Select, from the material below, each line with "دکتر" in it.
• • •
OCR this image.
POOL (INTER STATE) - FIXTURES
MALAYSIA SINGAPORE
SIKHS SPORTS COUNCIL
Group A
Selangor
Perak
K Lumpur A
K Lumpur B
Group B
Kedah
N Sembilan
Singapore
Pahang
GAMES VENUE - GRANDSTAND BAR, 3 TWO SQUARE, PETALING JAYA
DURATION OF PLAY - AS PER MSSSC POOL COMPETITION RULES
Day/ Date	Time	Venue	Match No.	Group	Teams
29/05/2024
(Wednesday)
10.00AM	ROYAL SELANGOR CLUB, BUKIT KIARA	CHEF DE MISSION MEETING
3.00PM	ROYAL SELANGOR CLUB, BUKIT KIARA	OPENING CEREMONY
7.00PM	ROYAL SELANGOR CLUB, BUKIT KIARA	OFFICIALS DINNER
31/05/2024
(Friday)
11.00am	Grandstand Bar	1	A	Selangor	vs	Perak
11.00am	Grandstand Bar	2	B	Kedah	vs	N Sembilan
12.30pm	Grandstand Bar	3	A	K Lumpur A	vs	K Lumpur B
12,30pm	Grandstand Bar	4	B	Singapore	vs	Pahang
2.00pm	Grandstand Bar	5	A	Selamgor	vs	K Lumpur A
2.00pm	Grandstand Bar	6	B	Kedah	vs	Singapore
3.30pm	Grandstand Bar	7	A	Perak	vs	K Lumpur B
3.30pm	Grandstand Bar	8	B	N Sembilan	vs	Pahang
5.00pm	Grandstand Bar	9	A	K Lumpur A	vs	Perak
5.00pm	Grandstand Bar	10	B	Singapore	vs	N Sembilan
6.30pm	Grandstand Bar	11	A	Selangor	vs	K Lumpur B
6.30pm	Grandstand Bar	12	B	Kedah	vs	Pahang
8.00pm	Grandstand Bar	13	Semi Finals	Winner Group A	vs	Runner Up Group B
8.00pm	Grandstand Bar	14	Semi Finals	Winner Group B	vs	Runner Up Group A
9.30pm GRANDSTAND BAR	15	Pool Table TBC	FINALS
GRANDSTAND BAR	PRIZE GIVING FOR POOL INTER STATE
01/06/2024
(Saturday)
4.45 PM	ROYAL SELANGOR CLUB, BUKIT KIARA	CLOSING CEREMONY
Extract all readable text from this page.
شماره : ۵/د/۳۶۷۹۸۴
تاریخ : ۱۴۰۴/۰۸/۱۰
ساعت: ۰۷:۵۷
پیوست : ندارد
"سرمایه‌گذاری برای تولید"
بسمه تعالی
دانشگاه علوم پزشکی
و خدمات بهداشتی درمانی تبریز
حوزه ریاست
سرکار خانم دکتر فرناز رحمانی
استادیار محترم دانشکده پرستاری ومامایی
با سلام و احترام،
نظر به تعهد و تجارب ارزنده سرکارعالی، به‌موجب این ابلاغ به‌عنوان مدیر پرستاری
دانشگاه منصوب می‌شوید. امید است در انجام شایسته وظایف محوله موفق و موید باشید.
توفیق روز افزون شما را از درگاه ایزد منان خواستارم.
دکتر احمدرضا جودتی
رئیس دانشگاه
• • •
▶ **Solution to this task**
سرکار خانم دکتر فرناز رحمانی
دکتر احمدرضا جودتی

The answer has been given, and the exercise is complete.